Records from a dataset
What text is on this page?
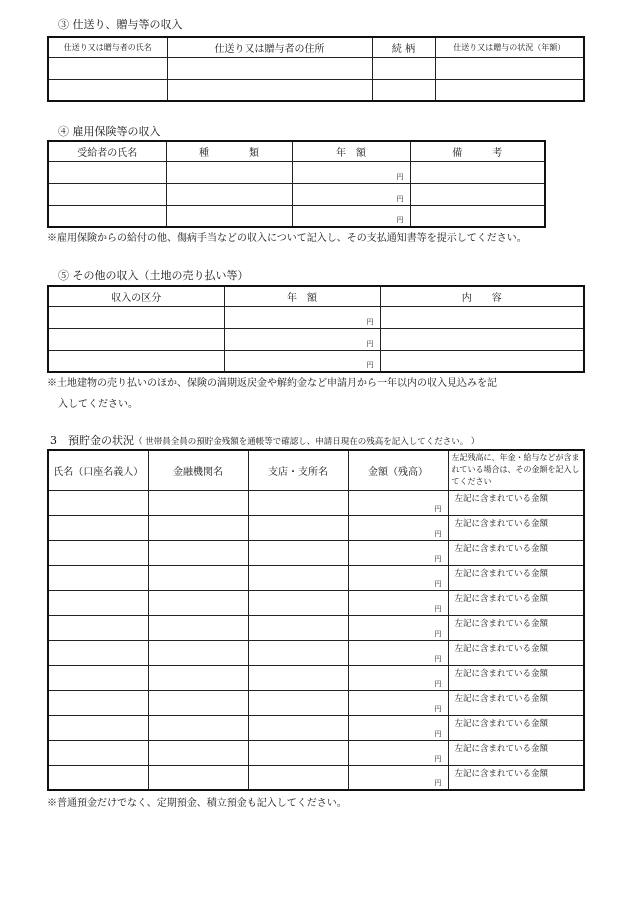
③ 仕送り、贈与等の収入
仕送り又は贈与者の氏名	仕送り又は贈与者の住所	続 柄	仕送り又は贈与の状況（年額）

④ 雇用保険等の収入
受給者の氏名	種　　　　類	年　額	備　　　考
		円	
		円	
		円	
※雇用保険からの給付の他、傷病手当などの収入について記入し、その支払通知書等を提示してください。
⑤ その他の収入（土地の売り払い等）
収入の区分	年　額	内　　容
	円	
	円	
	円	
※土地建物の売り払いのほか、保険の満期返戻金や解約金など申請月から一年以内の収入見込みを記
入してください。
3　預貯金の状況（ 世帯員全員の預貯金残額を通帳等で確認し、申請日現在の残高を記入してください。 ）
氏名（口座名義人）	金融機関名	支店・支所名	金額（残高）	左記残高に、年金・給与などが含まれている場合は、その金額を記入してください
			円	左記に含まれている金額
			円	左記に含まれている金額
			円	左記に含まれている金額
			円	左記に含まれている金額
			円	左記に含まれている金額
			円	左記に含まれている金額
			円	左記に含まれている金額
			円	左記に含まれている金額
			円	左記に含まれている金額
			円	左記に含まれている金額
			円	左記に含まれている金額
			円	左記に含まれている金額
※普通預金だけでなく、定期預金、積立預金も記入してください。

Short task
Without the pictures, restate each entry exactly.

Exercise answer
What text is on this page?
③ 仕送り、贈与等の収入
仕送り又は贈与者の氏名	仕送り又は贈与者の住所	続 柄	仕送り又は贈与の状況（年額）

④ 雇用保険等の収入
受給者の氏名	種　　　　類	年　額	備　　　考
		円	
		円	
		円	
※雇用保険からの給付の他、傷病手当などの収入について記入し、その支払通知書等を提示してください。
⑤ その他の収入（土地の売り払い等）
収入の区分	年　額	内　　容
	円	
	円	
	円	
※土地建物の売り払いのほか、保険の満期返戻金や解約金など申請月から一年以内の収入見込みを記
入してください。
3　預貯金の状況（ 世帯員全員の預貯金残額を通帳等で確認し、申請日現在の残高を記入してください。 ）
氏名（口座名義人）	金融機関名	支店・支所名	金額（残高）	左記残高に、年金・給与などが含まれている場合は、その金額を記入してください
			円	左記に含まれている金額
			円	左記に含まれている金額
			円	左記に含まれている金額
			円	左記に含まれている金額
			円	左記に含まれている金額
			円	左記に含まれている金額
			円	左記に含まれている金額
			円	左記に含まれている金額
			円	左記に含まれている金額
			円	左記に含まれている金額
			円	左記に含まれている金額
			円	左記に含まれている金額
※普通預金だけでなく、定期預金、積立預金も記入してください。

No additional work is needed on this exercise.